PROBLEM TO SOLVE: Reproduce the material in full, exactly as written.

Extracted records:
↓↓↓
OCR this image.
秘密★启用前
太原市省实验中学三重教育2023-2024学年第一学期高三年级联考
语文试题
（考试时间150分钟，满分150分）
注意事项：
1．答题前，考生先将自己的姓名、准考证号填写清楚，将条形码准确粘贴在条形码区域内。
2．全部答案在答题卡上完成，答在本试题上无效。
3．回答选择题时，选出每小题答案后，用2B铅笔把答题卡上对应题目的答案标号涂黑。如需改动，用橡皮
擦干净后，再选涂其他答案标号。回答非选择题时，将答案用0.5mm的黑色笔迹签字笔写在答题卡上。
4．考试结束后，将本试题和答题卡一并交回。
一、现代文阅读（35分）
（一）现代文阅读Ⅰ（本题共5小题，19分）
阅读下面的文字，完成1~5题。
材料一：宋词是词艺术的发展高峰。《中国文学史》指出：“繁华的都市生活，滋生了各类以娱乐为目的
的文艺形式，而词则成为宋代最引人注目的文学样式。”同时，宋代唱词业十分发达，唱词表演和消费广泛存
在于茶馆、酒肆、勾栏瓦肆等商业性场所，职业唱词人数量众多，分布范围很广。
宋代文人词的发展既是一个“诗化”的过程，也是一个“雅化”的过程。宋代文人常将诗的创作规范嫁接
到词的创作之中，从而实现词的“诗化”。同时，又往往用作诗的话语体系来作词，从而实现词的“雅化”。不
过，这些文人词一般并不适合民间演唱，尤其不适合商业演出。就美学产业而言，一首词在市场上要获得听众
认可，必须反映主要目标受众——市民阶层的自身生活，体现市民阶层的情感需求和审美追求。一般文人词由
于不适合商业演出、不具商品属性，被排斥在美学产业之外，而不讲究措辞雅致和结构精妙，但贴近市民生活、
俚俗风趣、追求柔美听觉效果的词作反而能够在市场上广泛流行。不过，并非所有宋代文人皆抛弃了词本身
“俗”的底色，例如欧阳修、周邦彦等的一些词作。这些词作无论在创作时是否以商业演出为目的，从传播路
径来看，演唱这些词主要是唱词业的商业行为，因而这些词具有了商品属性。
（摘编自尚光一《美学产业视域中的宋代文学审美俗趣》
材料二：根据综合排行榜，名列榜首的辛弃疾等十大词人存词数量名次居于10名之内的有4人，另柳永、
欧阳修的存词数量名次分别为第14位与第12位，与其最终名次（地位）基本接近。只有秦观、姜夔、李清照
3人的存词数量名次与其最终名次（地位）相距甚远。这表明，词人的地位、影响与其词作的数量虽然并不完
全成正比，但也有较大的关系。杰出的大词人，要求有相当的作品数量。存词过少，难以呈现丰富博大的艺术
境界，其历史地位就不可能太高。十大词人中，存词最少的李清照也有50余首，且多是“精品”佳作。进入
↑↑↑
SOLUTION TO THIS TASK:
OCR this image.
秘密★启用前
太原市省实验中学三重教育2023-2024学年第一学期高三年级联考
语文试题
（考试时间150分钟，满分150分）
注意事项：
1．答题前，考生先将自己的姓名、准考证号填写清楚，将条形码准确粘贴在条形码区域内。
2．全部答案在答题卡上完成，答在本试题上无效。
3．回答选择题时，选出每小题答案后，用2B铅笔把答题卡上对应题目的答案标号涂黑。如需改动，用橡皮
擦干净后，再选涂其他答案标号。回答非选择题时，将答案用0.5mm的黑色笔迹签字笔写在答题卡上。
4．考试结束后，将本试题和答题卡一并交回。
一、现代文阅读（35分）
（一）现代文阅读Ⅰ（本题共5小题，19分）
阅读下面的文字，完成1~5题。
材料一：宋词是词艺术的发展高峰。《中国文学史》指出：“繁华的都市生活，滋生了各类以娱乐为目的
的文艺形式，而词则成为宋代最引人注目的文学样式。”同时，宋代唱词业十分发达，唱词表演和消费广泛存
在于茶馆、酒肆、勾栏瓦肆等商业性场所，职业唱词人数量众多，分布范围很广。
宋代文人词的发展既是一个“诗化”的过程，也是一个“雅化”的过程。宋代文人常将诗的创作规范嫁接
到词的创作之中，从而实现词的“诗化”。同时，又往往用作诗的话语体系来作词，从而实现词的“雅化”。不
过，这些文人词一般并不适合民间演唱，尤其不适合商业演出。就美学产业而言，一首词在市场上要获得听众
认可，必须反映主要目标受众——市民阶层的自身生活，体现市民阶层的情感需求和审美追求。一般文人词由
于不适合商业演出、不具商品属性，被排斥在美学产业之外，而不讲究措辞雅致和结构精妙，但贴近市民生活、
俚俗风趣、追求柔美听觉效果的词作反而能够在市场上广泛流行。不过，并非所有宋代文人皆抛弃了词本身
“俗”的底色，例如欧阳修、周邦彦等的一些词作。这些词作无论在创作时是否以商业演出为目的，从传播路
径来看，演唱这些词主要是唱词业的商业行为，因而这些词具有了商品属性。
（摘编自尚光一《美学产业视域中的宋代文学审美俗趣》
材料二：根据综合排行榜，名列榜首的辛弃疾等十大词人存词数量名次居于10名之内的有4人，另柳永、
欧阳修的存词数量名次分别为第14位与第12位，与其最终名次（地位）基本接近。只有秦观、姜夔、李清照
3人的存词数量名次与其最终名次（地位）相距甚远。这表明，词人的地位、影响与其词作的数量虽然并不完
全成正比，但也有较大的关系。杰出的大词人，要求有相当的作品数量。存词过少，难以呈现丰富博大的艺术
境界，其历史地位就不可能太高。十大词人中，存词最少的李清照也有50余首，且多是“精品”佳作。进入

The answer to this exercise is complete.